[Texte du document]
------------------------------------------------------------

Asako Saito, la narratrice du Champ électrique, est une nisei. Une Japonaise qui a grandi au Canada, "de cette espèce qui n’est ni d’ici ni de là-bas". La solitaire vieille fille apparaît aussi comme une exilée de la vie. Au service de son père grabataire et de son gros bébé de frère, Asako n’a d’autres distractions que de ressasser ses souvenirs ou d’épier ce qui se passe par-delà ses fenêtres, à l’ombre des géants pylônes électriques qui limitent les horizons de son existence  étriquée.

Asako Saito, la narratrice du Champ électrique, est une nisei. Une Japonaise qui a grandi au Canada, "de cette espèce qui n’est ni d’ici ni de là-bas". La solitaire vieille fille apparaît aussi comme une exilée de la vie. Au service de son père grabataire et de son gros bébé de frère, Asako n’a d’autres distractions que de ressasser ses souvenirs ou d’épier ce qui se passe par-delà ses fenêtres, à l’ombre des géants pylônes électriques qui limitent les horizons de son existence étriquée.

Un événement majeur vient justement causer de l’émoi dans ce tranquille voisinage ontarien où, coïncidence, résident trois familles nihonjin (japonaises): l’assassinat brutal de la belle Chisako et de son amant blanc. Depuis, le mari, Yano, a pris la fuite, entraînant avec lui ses deux enfants, dont le sort reste incertain.

Le premier roman de la Torontoise Kerri Sakamoto examine surtout les liens complexes nouant la secrète narratrice à son entourage: Sachi, une fillette portée à l’automutilation, désespérée par la disparition de son jeune voisin et petit ami; la séduisante Chisako, dont Asako est la confidente admirative et envieuse à la fois; Yano, qui rumine sa colère et tente vainement de mobiliser la communauté nippo-canadienne afin qu’elle exige du gouvernement fédéral un dédommagement pour sa déportation forcée dans d’infamants camps, durant la Deuxième Guerre mondiale, 30 ans plus tôt (on est en 1975).

Une lutte que rejette l’héroïne, plutôt hantée par un sentiment de culpabilité personnel, et de haine de soi. Ultimement, c’est la honte de ces deux personnages blessés qui précipitera la tragédie.

------------------------------------------------------------

[Consignes]
1. Réécrivez le passage du texte sur Le Champ électrique qui commence aux mots « Un événement majeur » et s'arrête après « sort reste incertain. », en remplaçant « voisinage » par « quartier ».
2. Dressez la liste de tous les personnages du roman que le texte sur Le Champ électrique désigne par leur nom.
Les données proviennent d'une source distincte du texte sur Le Champ électrique.

[Données enregistrées]
------------------------------------------------------------

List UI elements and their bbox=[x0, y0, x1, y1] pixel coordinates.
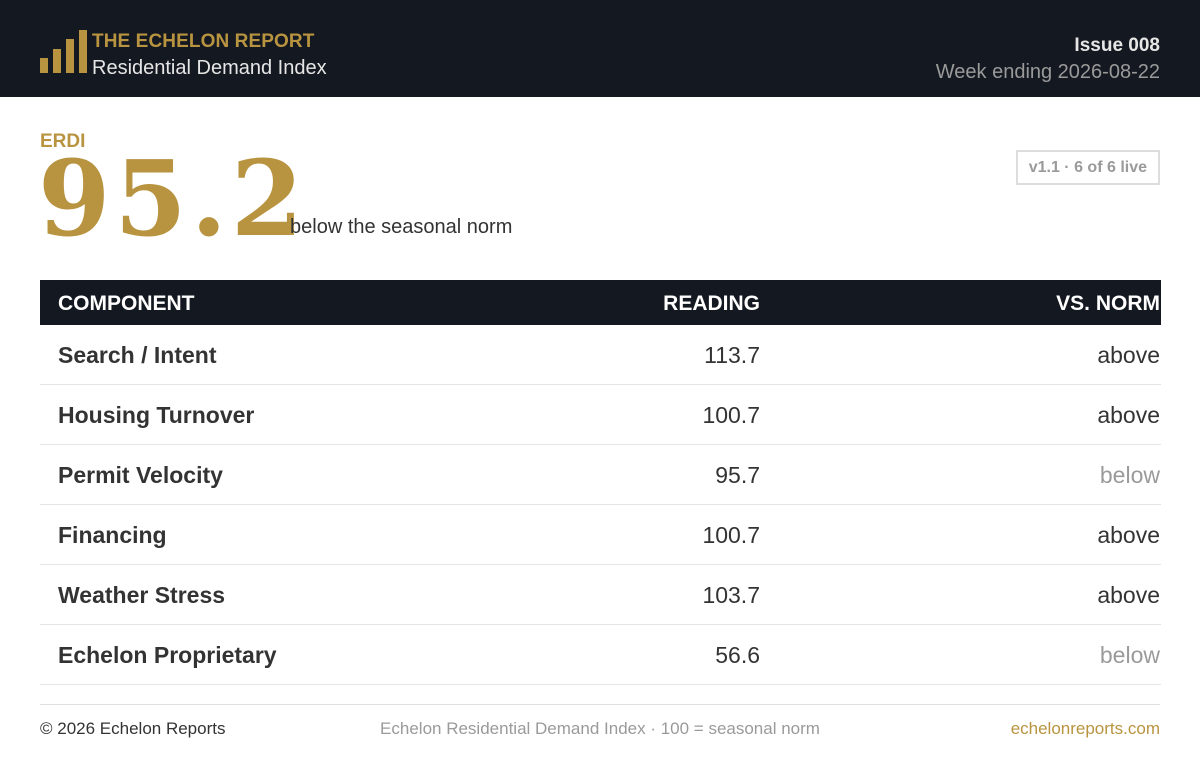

------------------------------------------------------------

[Réponses par ordre]
1.
Un événement majeur vient justement causer de l’émoi dans ce tranquille quartier ontarien où, coïncidence, résident trois familles nihonjin (japonaises): l’assassinat brutal de la belle Chisako et de son amant blanc. Depuis, le mari, Yano, a pris la fuite, entraînant avec lui ses deux enfants, dont le sort reste incertain.

2. Asako Saito, Chisako, Yano, Sachi